# JOB:
The records that follow are to be repeated exactly, with the pictures removed.

# SUPPLIED ENTRIES:
..............................
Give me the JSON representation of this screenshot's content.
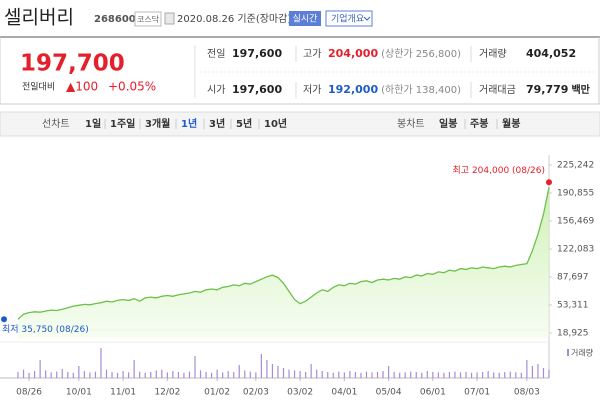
{
  "header": {
    "name": "셀리버리",
    "code": "268600",
    "market": "코스닥",
    "date": "2020.08.26 기준(장마감)",
    "realtime": "실시간",
    "company": "기업개요"
  },
  "quote": {
    "price": "197,700",
    "change_label": "전일대비",
    "change": "▲100",
    "change_pct": "+0.05%",
    "rows": [
      [
        {
          "label": "전일",
          "value": "197,600"
        },
        {
          "label": "고가",
          "value": "204,000",
          "note": "(상한가 256,800)"
        },
        {
          "label": "거래량",
          "value": "404,052"
        }
      ],
      [
        {
          "label": "시가",
          "value": "197,600"
        },
        {
          "label": "저가",
          "value": "192,000",
          "note": "(하한가 138,400)"
        },
        {
          "label": "거래대금",
          "value": "79,779",
          "unit": "백만"
        }
      ]
    ]
  },
  "tabs": {
    "line_label": "선차트",
    "line": [
      "1일",
      "1주일",
      "3개월",
      "1년",
      "3년",
      "5년",
      "10년"
    ],
    "selected": 3,
    "candle_label": "봉차트",
    "candle": [
      "일봉",
      "주봉",
      "월봉"
    ]
  },
  "chart_data": {
    "type": "line",
    "color": "#6cc04a",
    "categories": [
      null,
      null,
      "08/26",
      null,
      null,
      null,
      null,
      null,
      null,
      null,
      null,
      "10/01",
      null,
      null,
      null,
      null,
      null,
      null,
      null,
      "11/01",
      null,
      null,
      null,
      null,
      null,
      null,
      null,
      "12/02",
      null,
      null,
      null,
      null,
      null,
      null,
      null,
      null,
      "01/02",
      null,
      null,
      null,
      null,
      null,
      null,
      "02/03",
      null,
      null,
      null,
      null,
      null,
      null,
      null,
      "03/02",
      null,
      null,
      null,
      null,
      null,
      null,
      null,
      "04/01",
      null,
      null,
      null,
      null,
      null,
      null,
      null,
      "05/04",
      null,
      null,
      null,
      null,
      null,
      null,
      null,
      "06/01",
      null,
      null,
      null,
      null,
      null,
      null,
      null,
      "07/01",
      null,
      null,
      null,
      null,
      null,
      null,
      null,
      null,
      "08/03",
      null,
      null,
      null,
      null
    ],
    "values": [
      35750,
      42000,
      44000,
      45000,
      44500,
      46000,
      47000,
      46500,
      48000,
      50000,
      52000,
      53000,
      54000,
      53500,
      55000,
      56000,
      58000,
      57000,
      59000,
      60000,
      59000,
      61000,
      58000,
      62000,
      63000,
      62000,
      64000,
      65000,
      64000,
      66000,
      67000,
      68000,
      70000,
      69000,
      72000,
      73000,
      72000,
      75000,
      76000,
      78000,
      77000,
      80000,
      79000,
      82000,
      85000,
      88000,
      90000,
      87000,
      80000,
      70000,
      60000,
      55000,
      58000,
      63000,
      68000,
      72000,
      70000,
      75000,
      78000,
      77000,
      80000,
      79000,
      82000,
      83000,
      81000,
      84000,
      85000,
      84000,
      86000,
      85000,
      88000,
      87000,
      90000,
      89000,
      92000,
      91000,
      94000,
      93000,
      96000,
      95000,
      98000,
      97000,
      99000,
      98000,
      100000,
      99000,
      98000,
      100000,
      101000,
      100000,
      102000,
      103000,
      104000,
      120000,
      140000,
      165000,
      197700
    ],
    "ylim": [
      18925,
      225242
    ],
    "yticks": [
      {
        "value": 18925,
        "label": "18,925"
      },
      {
        "value": 53311,
        "label": "53,311"
      },
      {
        "value": 87697,
        "label": "87,697"
      },
      {
        "value": 122083,
        "label": "122,083"
      },
      {
        "value": 156469,
        "label": "156,469"
      },
      {
        "value": 190855,
        "label": "190,855"
      },
      {
        "value": 225242,
        "label": "225,242"
      }
    ],
    "high": {
      "label": "최고 204,000 (08/26)",
      "value": 204000
    },
    "low": {
      "label": "최저 35,750 (08/26)",
      "value": 35750
    },
    "volume": {
      "name": "거래량",
      "color": "#a58bd8",
      "values": [
        300,
        420,
        260,
        350,
        900,
        380,
        280,
        320,
        450,
        300,
        260,
        600,
        340,
        280,
        310,
        1500,
        420,
        300,
        260,
        350,
        280,
        900,
        320,
        260,
        300,
        380,
        420,
        280,
        350,
        300,
        260,
        320,
        1100,
        380,
        300,
        260,
        420,
        280,
        350,
        300,
        650,
        380,
        320,
        280,
        1200,
        900,
        700,
        600,
        500,
        420,
        380,
        350,
        300,
        700,
        420,
        350,
        300,
        260,
        320,
        280,
        350,
        300,
        260,
        320,
        280,
        300,
        350,
        600,
        300,
        260,
        280,
        320,
        300,
        260,
        350,
        300,
        280,
        260,
        300,
        320,
        280,
        300,
        260,
        280,
        300,
        350,
        280,
        260,
        300,
        320,
        280,
        260,
        900,
        600,
        700,
        500,
        420
      ]
    }
  }
}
..............................
# EXERCISE RESULT:
Give me the JSON representation of this screenshot's content.
{
  "header": {
    "name": "셀리버리",
    "code": "268600",
    "market": "코스닥",
    "date": "2020.08.26 기준(장마감)",
    "realtime": "실시간",
    "company": "기업개요"
  },
  "quote": {
    "price": "197,700",
    "change_label": "전일대비",
    "change": "▲100",
    "change_pct": "+0.05%",
    "rows": [
      [
        {
          "label": "전일",
          "value": "197,600"
        },
        {
          "label": "고가",
          "value": "204,000",
          "note": "(상한가 256,800)"
        },
        {
          "label": "거래량",
          "value": "404,052"
        }
      ],
      [
        {
          "label": "시가",
          "value": "197,600"
        },
        {
          "label": "저가",
          "value": "192,000",
          "note": "(하한가 138,400)"
        },
        {
          "label": "거래대금",
          "value": "79,779",
          "unit": "백만"
        }
      ]
    ]
  },
  "tabs": {
    "line_label": "선차트",
    "line": [
      "1일",
      "1주일",
      "3개월",
      "1년",
      "3년",
      "5년",
      "10년"
    ],
    "selected": 3,
    "candle_label": "봉차트",
    "candle": [
      "일봉",
      "주봉",
      "월봉"
    ]
  },
  "chart_data": {
    "type": "line",
    "color": "#6cc04a",
    "categories": [
      null,
      null,
      "08/26",
      null,
      null,
      null,
      null,
      null,
      null,
      null,
      null,
      "10/01",
      null,
      null,
      null,
      null,
      null,
      null,
      null,
      "11/01",
      null,
      null,
      null,
      null,
      null,
      null,
      null,
      "12/02",
      null,
      null,
      null,
      null,
      null,
      null,
      null,
      null,
      "01/02",
      null,
      null,
      null,
      null,
      null,
      null,
      "02/03",
      null,
      null,
      null,
      null,
      null,
      null,
      null,
      "03/02",
      null,
      null,
      null,
      null,
      null,
      null,
      null,
      "04/01",
      null,
      null,
      null,
      null,
      null,
      null,
      null,
      "05/04",
      null,
      null,
      null,
      null,
      null,
      null,
      null,
      "06/01",
      null,
      null,
      null,
      null,
      null,
      null,
      null,
      "07/01",
      null,
      null,
      null,
      null,
      null,
      null,
      null,
      null,
      "08/03",
      null,
      null,
      null,
      null
    ],
    "values": [
      35750,
      42000,
      44000,
      45000,
      44500,
      46000,
      47000,
      46500,
      48000,
      50000,
      52000,
      53000,
      54000,
      53500,
      55000,
      56000,
      58000,
      57000,
      59000,
      60000,
      59000,
      61000,
      58000,
      62000,
      63000,
      62000,
      64000,
      65000,
      64000,
      66000,
      67000,
      68000,
      70000,
      69000,
      72000,
      73000,
      72000,
      75000,
      76000,
      78000,
      77000,
      80000,
      79000,
      82000,
      85000,
      88000,
      90000,
      87000,
      80000,
      70000,
      60000,
      55000,
      58000,
      63000,
      68000,
      72000,
      70000,
      75000,
      78000,
      77000,
      80000,
      79000,
      82000,
      83000,
      81000,
      84000,
      85000,
      84000,
      86000,
      85000,
      88000,
      87000,
      90000,
      89000,
      92000,
      91000,
      94000,
      93000,
      96000,
      95000,
      98000,
      97000,
      99000,
      98000,
      100000,
      99000,
      98000,
      100000,
      101000,
      100000,
      102000,
      103000,
      104000,
      120000,
      140000,
      165000,
      197700
    ],
    "ylim": [
      18925,
      225242
    ],
    "yticks": [
      {
        "value": 18925,
        "label": "18,925"
      },
      {
        "value": 53311,
        "label": "53,311"
      },
      {
        "value": 87697,
        "label": "87,697"
      },
      {
        "value": 122083,
        "label": "122,083"
      },
      {
        "value": 156469,
        "label": "156,469"
      },
      {
        "value": 190855,
        "label": "190,855"
      },
      {
        "value": 225242,
        "label": "225,242"
      }
    ],
    "high": {
      "label": "최고 204,000 (08/26)",
      "value": 204000
    },
    "low": {
      "label": "최저 35,750 (08/26)",
      "value": 35750
    },
    "volume": {
      "name": "거래량",
      "color": "#a58bd8",
      "values": [
        300,
        420,
        260,
        350,
        900,
        380,
        280,
        320,
        450,
        300,
        260,
        600,
        340,
        280,
        310,
        1500,
        420,
        300,
        260,
        350,
        280,
        900,
        320,
        260,
        300,
        380,
        420,
        280,
        350,
        300,
        260,
        320,
        1100,
        380,
        300,
        260,
        420,
        280,
        350,
        300,
        650,
        380,
        320,
        280,
        1200,
        900,
        700,
        600,
        500,
        420,
        380,
        350,
        300,
        700,
        420,
        350,
        300,
        260,
        320,
        280,
        350,
        300,
        260,
        320,
        280,
        300,
        350,
        600,
        300,
        260,
        280,
        320,
        300,
        260,
        350,
        300,
        280,
        260,
        300,
        320,
        280,
        300,
        260,
        280,
        300,
        350,
        280,
        260,
        300,
        320,
        280,
        260,
        900,
        600,
        700,
        500,
        420
      ]
    }
  }
}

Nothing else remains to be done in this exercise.